# Consigne
Répondez aux questions suivantes à partir de l'extrait choisi sur Alstom.
(a) Avec quel commissaire européen Nicolas Sarkozy a-t-il engagé un bras de fer en 2004 ?
(b) En quelle année 29,4 % des parts d'Alstom ont-elles été cédées à Bouygues ?
(c) Avec quelle entreprise la France a-t-elle renoncé à constituer un grand champion européen ?

Alstom, l’intérêt général et eux

En condamnant le site, Alstom améliorera sa rentabilité.

La fermeture du site d’Alstom de Belfort est une nouvelle illustration de l’abandon par la France de la politique industrielle. En 2004, Nicolas Sarkozy, alors ministre de l’Économie, se targuait d’avoir remporté son bras de fer avec le commissaire européen Mario Monti en obtenant l’autorisation de recapitaliser Alstom. Et 29,4 % des parts furent cédées en 2006 à Bouygues, qui chercha ensuite à les revendre. En 2014, Bouygues accueillit donc favorablement la prise de contrôle des trois entités de la branche énergie d’Alstom (énergie renouvelable, réseaux électriques, électricité thermique) par General Electric, dans le cadre de trois « joint-ventures ». Arnaud Montebourg, encore ministre de l’Économie, laissa faire. La France cédait pourtant le contrôle de la fabrication de ses turbines nucléaires aux Américains. Elle renonçait à constituer, au nom du respect des règles de la concurrence de l’Union européenne, un grand champion européen avec Siemens. Une telle alliance aurait été d’autant plus pertinente dans le cadre de la mise en œuvre de la transition énergétique, dans laquelle les Allemands sont particulièrement en pointe.

# Données enregistrées
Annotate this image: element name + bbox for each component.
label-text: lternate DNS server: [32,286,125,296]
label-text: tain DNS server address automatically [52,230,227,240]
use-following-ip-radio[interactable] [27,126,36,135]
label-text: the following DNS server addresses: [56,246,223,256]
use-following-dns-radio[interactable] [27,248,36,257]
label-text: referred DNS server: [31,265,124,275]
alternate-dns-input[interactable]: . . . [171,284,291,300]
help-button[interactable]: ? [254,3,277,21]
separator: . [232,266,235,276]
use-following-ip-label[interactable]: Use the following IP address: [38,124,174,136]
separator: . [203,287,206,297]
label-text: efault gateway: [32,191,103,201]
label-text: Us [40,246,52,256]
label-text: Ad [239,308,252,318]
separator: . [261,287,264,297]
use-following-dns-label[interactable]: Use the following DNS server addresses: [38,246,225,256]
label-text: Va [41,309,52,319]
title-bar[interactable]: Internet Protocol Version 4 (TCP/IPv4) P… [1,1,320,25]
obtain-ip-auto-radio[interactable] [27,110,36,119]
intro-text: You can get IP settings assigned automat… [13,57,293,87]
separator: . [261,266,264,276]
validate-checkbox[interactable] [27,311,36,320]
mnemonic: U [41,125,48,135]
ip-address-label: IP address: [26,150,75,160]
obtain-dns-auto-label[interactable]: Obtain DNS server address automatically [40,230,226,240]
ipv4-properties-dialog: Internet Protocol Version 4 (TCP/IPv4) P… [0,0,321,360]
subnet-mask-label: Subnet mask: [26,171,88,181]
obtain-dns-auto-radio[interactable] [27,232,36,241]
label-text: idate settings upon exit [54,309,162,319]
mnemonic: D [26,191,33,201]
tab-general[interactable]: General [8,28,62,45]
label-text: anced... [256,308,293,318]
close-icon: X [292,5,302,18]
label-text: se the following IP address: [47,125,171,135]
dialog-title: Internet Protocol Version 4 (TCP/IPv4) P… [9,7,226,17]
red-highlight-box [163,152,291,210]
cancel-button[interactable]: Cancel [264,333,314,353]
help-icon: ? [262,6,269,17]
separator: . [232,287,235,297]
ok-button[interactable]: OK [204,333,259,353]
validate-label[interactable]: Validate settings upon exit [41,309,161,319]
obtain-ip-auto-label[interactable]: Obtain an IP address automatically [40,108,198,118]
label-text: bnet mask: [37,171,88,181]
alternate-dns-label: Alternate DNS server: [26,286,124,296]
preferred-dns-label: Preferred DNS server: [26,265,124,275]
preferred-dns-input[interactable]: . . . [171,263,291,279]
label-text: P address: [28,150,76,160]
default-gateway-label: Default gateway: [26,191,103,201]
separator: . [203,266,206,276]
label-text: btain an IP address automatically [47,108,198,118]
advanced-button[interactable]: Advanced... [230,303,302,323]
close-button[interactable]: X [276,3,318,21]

# Réponse attendue
(a) Mario Monti
(b) En 2006
(c) Siemens